Start of Selected passage

1894 The Holland Brothers open New York City’s first Kinetoscope parlor
1895 Edison’s Kinetophone is introduced. It allowed single viewers to watch a film while simultaneously hearing a soundtrack recording. The synchronization was imperfect, and the machine did not find a market. A short Edison film from 1894 or 1895 shows two men dancing while another plays the violin into a phonograph horn (this is known as the Dickson Experimental Sound Film and you can see it by clicking on the hyperlink). The soundtrack, featuring music from the light opera "The Chimes of Normandy" by Jean Robert Planquette, was discovered on a broken wax cylinder in the 1990s and restored.
1895 The Lumière brothers give their first public presentation, in Paris, of their Cinematographe. About 10 short films were shown, the first of which was "Workers leaving the factory in Lyon". It is believed that the films were provided with live musical accompaniment on the piano. This event is often considered to be the beginnings of the modern cinema.
1895-96 Several companies work on the development of their own versions of the motion picture projection camera. Edison premiered the Vitascope (which it produced for another company) in 1896; they then switched to their own version called the Projectoscope or Projecting Kinetoscope
1896 By this time, motion picture shows (usually a series of very short films) were regularly shown at Vaudeville theatres.
1890s-1920s There are numerous experiments synchronizing motion pictures and phonographs, in Europe and the United States, in this period. These systems are not commercially viable until the premiere of the Vitaphone system in the mid-1920s. There are also a variety of techniques using live actors, musicians, singers, and sound effects specialists to accompany film showings at some theatres. Most film showings probably featured some continuous musical accompaniment, by a pianist, organist, or a small band or orchestra.

End of Selected passage
Start of Data listing

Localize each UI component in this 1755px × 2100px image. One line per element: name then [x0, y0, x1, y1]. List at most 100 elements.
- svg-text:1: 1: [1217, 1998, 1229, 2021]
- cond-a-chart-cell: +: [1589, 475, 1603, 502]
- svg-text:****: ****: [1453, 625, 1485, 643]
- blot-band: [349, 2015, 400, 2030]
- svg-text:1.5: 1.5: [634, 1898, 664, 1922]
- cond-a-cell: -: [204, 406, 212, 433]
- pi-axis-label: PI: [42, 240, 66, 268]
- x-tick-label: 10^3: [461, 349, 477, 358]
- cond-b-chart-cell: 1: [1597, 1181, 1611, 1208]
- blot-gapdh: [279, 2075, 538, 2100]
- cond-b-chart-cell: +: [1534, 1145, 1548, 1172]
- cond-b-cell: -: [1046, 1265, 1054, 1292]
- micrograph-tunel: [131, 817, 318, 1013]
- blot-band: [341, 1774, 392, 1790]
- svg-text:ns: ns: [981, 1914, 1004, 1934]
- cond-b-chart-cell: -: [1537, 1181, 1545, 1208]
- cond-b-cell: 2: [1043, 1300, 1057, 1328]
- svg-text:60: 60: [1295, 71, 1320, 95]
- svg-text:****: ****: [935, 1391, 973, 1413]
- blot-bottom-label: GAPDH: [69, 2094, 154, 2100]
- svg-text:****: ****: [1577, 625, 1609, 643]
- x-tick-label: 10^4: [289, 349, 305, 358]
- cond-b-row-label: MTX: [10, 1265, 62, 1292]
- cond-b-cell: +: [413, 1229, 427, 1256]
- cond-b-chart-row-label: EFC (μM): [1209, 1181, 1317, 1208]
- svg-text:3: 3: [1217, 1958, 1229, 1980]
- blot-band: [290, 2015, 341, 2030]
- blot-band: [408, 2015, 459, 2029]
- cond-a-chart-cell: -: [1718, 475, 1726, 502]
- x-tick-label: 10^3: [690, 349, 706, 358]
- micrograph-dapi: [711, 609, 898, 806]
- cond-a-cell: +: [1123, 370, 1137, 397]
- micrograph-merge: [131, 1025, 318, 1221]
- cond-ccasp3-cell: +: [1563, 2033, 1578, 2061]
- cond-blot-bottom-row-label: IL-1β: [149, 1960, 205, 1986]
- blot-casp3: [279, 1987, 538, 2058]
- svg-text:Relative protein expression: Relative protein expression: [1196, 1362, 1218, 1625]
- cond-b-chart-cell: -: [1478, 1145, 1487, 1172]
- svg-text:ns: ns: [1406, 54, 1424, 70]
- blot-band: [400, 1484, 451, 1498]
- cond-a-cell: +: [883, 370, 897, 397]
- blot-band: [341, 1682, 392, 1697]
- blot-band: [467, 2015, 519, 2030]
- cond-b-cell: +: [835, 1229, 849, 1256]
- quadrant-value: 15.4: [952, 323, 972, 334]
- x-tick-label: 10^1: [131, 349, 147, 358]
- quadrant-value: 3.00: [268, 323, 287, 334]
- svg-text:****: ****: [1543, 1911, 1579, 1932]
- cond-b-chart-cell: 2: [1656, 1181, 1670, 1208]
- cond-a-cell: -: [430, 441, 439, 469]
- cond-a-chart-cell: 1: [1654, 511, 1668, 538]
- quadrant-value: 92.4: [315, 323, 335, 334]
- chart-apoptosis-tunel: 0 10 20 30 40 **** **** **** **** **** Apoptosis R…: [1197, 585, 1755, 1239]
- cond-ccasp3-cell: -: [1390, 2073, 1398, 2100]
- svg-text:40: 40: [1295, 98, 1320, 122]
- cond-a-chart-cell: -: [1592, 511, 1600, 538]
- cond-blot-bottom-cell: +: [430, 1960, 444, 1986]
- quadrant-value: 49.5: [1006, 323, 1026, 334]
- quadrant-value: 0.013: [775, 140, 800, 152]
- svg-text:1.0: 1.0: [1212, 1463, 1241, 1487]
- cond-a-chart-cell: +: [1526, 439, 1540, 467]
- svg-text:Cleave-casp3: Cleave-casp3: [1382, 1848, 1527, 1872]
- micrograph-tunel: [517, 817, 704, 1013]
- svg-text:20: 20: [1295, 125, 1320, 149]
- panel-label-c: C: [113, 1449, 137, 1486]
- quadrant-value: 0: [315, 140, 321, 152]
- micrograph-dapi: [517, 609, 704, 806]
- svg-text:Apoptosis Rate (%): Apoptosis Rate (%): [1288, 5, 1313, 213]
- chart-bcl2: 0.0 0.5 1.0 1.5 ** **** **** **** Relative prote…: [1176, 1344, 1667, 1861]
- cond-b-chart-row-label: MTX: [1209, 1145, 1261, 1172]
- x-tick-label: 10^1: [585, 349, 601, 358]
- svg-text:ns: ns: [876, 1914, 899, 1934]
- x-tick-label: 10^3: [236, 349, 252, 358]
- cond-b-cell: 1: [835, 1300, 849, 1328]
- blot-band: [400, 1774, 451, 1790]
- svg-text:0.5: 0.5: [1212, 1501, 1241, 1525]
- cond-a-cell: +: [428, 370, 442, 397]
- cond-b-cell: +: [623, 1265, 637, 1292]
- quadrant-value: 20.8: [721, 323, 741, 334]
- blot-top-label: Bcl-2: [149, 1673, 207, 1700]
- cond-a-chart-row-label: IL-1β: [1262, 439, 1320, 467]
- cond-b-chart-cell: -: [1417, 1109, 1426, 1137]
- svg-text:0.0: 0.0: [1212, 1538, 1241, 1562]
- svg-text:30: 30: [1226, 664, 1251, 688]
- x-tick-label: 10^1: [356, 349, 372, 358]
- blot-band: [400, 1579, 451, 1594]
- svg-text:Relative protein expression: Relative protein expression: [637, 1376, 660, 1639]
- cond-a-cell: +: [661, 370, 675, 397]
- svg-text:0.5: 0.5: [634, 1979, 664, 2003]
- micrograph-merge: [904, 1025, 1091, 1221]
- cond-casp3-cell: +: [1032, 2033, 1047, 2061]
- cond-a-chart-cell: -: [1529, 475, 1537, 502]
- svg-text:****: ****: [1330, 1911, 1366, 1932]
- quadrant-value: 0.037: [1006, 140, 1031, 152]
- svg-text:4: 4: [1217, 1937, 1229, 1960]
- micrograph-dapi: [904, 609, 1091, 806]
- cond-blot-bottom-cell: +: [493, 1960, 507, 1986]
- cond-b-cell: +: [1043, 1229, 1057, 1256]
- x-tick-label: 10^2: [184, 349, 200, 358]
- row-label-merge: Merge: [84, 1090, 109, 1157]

End of Data listing

# [Things to do]
**a.** According to the film sound timeline, on what was the soundtrack of the Dickson Experimental Sound Film discovered?
**b.** Please reproduce everything in the film sound timeline from "1895-96 Several companies" down to "at Vaudeville theatres.".

# [Results for each task]
**a.** On a broken wax cylinder, found in the 1990s.

**b.**
1895-96 Several companies work on the development of their own versions of the motion picture projection camera. Edison premiered the Vitascope (which it produced for another company) in 1896; they then switched to their own version called the Projectoscope or Projecting Kinetoscope
1896 By this time, motion picture shows (usually a series of very short films) were regularly shown at Vaudeville theatres.